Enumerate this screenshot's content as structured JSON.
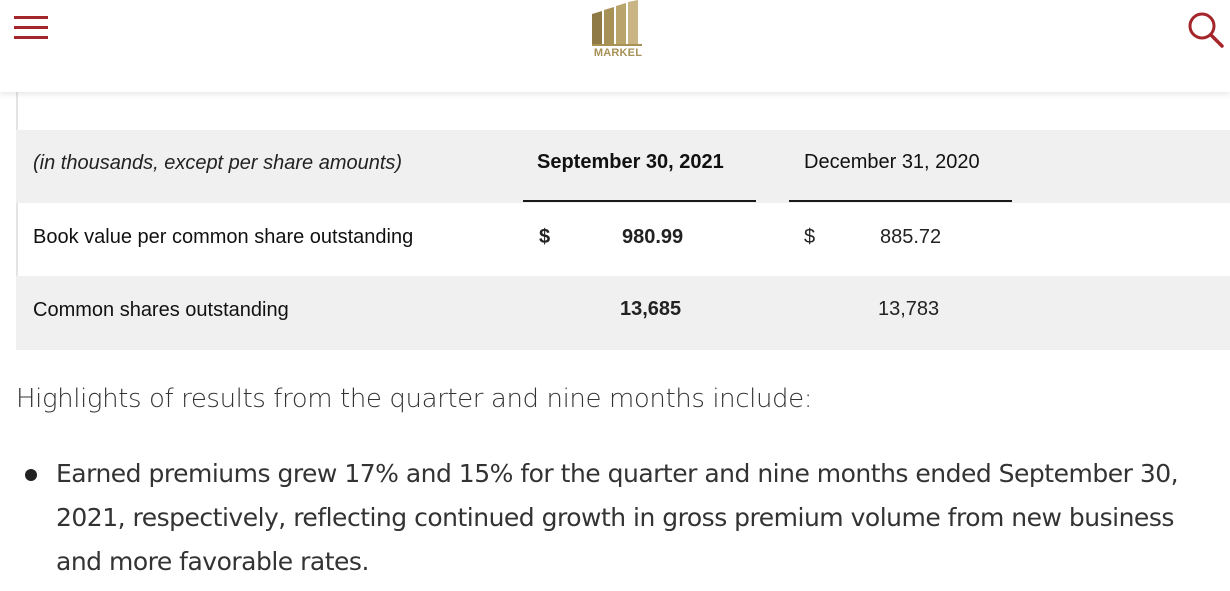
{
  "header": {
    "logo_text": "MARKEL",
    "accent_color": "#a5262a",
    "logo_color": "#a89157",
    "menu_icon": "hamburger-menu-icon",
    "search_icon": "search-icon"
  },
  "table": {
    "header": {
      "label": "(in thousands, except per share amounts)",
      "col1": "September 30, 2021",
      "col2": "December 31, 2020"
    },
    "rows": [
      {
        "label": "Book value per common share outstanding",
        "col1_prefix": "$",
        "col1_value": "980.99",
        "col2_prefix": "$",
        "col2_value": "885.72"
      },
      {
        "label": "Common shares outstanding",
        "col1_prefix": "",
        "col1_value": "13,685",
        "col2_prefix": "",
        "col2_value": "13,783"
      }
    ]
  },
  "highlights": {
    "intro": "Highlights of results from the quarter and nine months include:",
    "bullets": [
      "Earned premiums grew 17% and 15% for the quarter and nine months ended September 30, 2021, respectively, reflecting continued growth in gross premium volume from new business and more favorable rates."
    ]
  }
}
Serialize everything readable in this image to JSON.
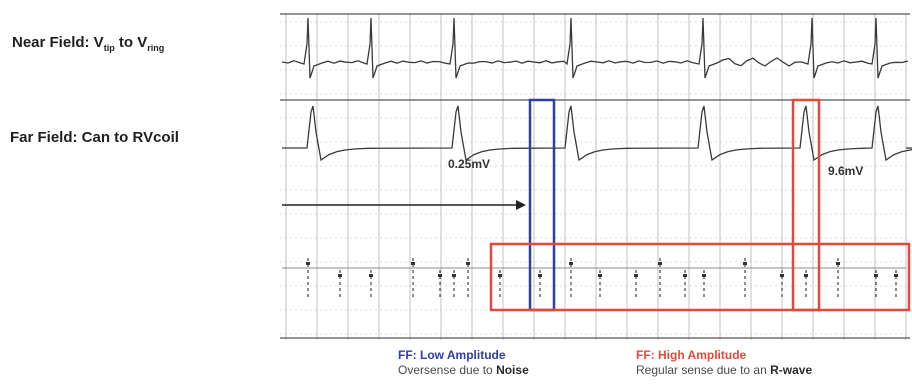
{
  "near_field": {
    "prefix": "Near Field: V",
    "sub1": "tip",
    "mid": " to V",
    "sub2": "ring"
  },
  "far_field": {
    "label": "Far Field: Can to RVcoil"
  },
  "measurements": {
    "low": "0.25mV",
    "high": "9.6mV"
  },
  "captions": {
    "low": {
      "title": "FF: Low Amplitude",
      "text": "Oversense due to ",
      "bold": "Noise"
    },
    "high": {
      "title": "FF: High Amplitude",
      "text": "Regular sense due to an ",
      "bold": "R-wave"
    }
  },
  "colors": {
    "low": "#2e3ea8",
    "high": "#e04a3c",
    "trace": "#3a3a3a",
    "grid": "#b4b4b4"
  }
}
======
__Given request__
Determine how many lines in the listing above hold the word "icon", answering with the number only.

__Output of the task__
2